Exercise aim:
Retype the listing below line for line, reproducing every character without alteration.

** Begin Supplied material **

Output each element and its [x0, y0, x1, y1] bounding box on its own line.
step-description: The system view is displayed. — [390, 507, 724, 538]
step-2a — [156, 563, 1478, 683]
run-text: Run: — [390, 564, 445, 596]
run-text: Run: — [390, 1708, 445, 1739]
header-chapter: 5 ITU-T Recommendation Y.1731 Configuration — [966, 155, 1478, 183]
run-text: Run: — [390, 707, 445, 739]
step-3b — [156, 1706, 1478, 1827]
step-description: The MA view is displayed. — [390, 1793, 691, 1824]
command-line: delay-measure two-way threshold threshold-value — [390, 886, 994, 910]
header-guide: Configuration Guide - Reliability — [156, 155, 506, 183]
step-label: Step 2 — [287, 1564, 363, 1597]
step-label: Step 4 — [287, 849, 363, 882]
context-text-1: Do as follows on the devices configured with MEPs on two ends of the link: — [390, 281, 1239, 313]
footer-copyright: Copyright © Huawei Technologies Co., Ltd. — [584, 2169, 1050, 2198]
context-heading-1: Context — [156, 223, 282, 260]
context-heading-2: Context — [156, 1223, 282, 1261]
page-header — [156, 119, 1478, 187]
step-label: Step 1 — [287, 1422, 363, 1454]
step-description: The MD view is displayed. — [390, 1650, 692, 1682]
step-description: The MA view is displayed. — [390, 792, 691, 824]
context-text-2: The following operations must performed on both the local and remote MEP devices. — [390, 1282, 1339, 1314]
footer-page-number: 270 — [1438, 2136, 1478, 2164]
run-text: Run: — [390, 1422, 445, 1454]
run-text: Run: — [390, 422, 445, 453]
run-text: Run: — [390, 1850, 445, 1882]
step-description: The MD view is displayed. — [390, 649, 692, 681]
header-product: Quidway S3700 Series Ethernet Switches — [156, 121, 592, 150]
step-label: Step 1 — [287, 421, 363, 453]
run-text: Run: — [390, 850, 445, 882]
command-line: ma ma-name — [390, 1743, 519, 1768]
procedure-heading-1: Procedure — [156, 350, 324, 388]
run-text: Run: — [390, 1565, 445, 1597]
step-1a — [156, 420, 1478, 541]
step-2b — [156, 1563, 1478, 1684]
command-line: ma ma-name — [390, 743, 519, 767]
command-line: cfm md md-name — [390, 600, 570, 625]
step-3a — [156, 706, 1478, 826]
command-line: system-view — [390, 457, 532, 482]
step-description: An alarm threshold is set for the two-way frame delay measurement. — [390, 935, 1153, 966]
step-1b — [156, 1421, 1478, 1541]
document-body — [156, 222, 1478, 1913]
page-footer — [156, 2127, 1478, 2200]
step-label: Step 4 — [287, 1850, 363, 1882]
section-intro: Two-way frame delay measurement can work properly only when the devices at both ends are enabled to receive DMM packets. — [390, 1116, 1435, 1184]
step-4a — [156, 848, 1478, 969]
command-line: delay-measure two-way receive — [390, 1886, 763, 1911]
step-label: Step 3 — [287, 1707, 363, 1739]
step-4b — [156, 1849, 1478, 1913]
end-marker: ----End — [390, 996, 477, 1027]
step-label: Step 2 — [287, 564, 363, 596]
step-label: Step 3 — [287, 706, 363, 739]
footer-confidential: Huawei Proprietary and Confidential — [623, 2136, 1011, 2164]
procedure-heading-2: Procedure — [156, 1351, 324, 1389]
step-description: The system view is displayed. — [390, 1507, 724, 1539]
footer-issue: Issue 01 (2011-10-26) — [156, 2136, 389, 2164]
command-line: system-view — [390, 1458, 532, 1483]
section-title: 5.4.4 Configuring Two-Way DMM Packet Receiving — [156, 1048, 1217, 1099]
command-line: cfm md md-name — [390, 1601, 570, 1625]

** End Supplied material **

Full response:
Output each element and its [x0, y0, x1, y1] bounding box on its own line.
step-description: The system view is displayed. — [390, 507, 724, 538]
step-2a — [156, 563, 1478, 683]
run-text: Run: — [390, 564, 445, 596]
run-text: Run: — [390, 1708, 445, 1739]
header-chapter: 5 ITU-T Recommendation Y.1731 Configuration — [966, 155, 1478, 183]
run-text: Run: — [390, 707, 445, 739]
step-3b — [156, 1706, 1478, 1827]
step-description: The MA view is displayed. — [390, 1793, 691, 1824]
command-line: delay-measure two-way threshold threshold-value — [390, 886, 994, 910]
header-guide: Configuration Guide - Reliability — [156, 155, 506, 183]
step-label: Step 2 — [287, 1564, 363, 1597]
step-label: Step 4 — [287, 849, 363, 882]
context-text-1: Do as follows on the devices configured with MEPs on two ends of the link: — [390, 281, 1239, 313]
footer-copyright: Copyright © Huawei Technologies Co., Ltd. — [584, 2169, 1050, 2198]
context-heading-1: Context — [156, 223, 282, 260]
context-heading-2: Context — [156, 1223, 282, 1261]
page-header — [156, 119, 1478, 187]
step-label: Step 1 — [287, 1422, 363, 1454]
step-description: The MD view is displayed. — [390, 1650, 692, 1682]
step-description: The MA view is displayed. — [390, 792, 691, 824]
context-text-2: The following operations must performed on both the local and remote MEP devices. — [390, 1282, 1339, 1314]
footer-page-number: 270 — [1438, 2136, 1478, 2164]
run-text: Run: — [390, 1422, 445, 1454]
run-text: Run: — [390, 422, 445, 453]
run-text: Run: — [390, 1850, 445, 1882]
step-description: The MD view is displayed. — [390, 649, 692, 681]
header-product: Quidway S3700 Series Ethernet Switches — [156, 121, 592, 150]
step-label: Step 1 — [287, 421, 363, 453]
run-text: Run: — [390, 850, 445, 882]
command-line: ma ma-name — [390, 1743, 519, 1768]
procedure-heading-1: Procedure — [156, 350, 324, 388]
run-text: Run: — [390, 1565, 445, 1597]
step-1a — [156, 420, 1478, 541]
step-2b — [156, 1563, 1478, 1684]
command-line: ma ma-name — [390, 743, 519, 767]
command-line: cfm md md-name — [390, 600, 570, 625]
step-3a — [156, 706, 1478, 826]
command-line: system-view — [390, 457, 532, 482]
step-description: An alarm threshold is set for the two-way frame delay measurement. — [390, 935, 1153, 966]
step-1b — [156, 1421, 1478, 1541]
document-body — [156, 222, 1478, 1913]
page-footer — [156, 2127, 1478, 2200]
step-label: Step 4 — [287, 1850, 363, 1882]
section-intro: Two-way frame delay measurement can work properly only when the devices at both ends are enabled to receive DMM packets. — [390, 1116, 1435, 1184]
step-4a — [156, 848, 1478, 969]
command-line: delay-measure two-way receive — [390, 1886, 763, 1911]
step-label: Step 3 — [287, 1707, 363, 1739]
step-4b — [156, 1849, 1478, 1913]
end-marker: ----End — [390, 996, 477, 1027]
step-label: Step 2 — [287, 564, 363, 596]
step-label: Step 3 — [287, 706, 363, 739]
footer-confidential: Huawei Proprietary and Confidential — [623, 2136, 1011, 2164]
procedure-heading-2: Procedure — [156, 1351, 324, 1389]
step-description: The system view is displayed. — [390, 1507, 724, 1539]
footer-issue: Issue 01 (2011-10-26) — [156, 2136, 389, 2164]
command-line: system-view — [390, 1458, 532, 1483]
section-title: 5.4.4 Configuring Two-Way DMM Packet Receiving — [156, 1048, 1217, 1099]
command-line: cfm md md-name — [390, 1601, 570, 1625]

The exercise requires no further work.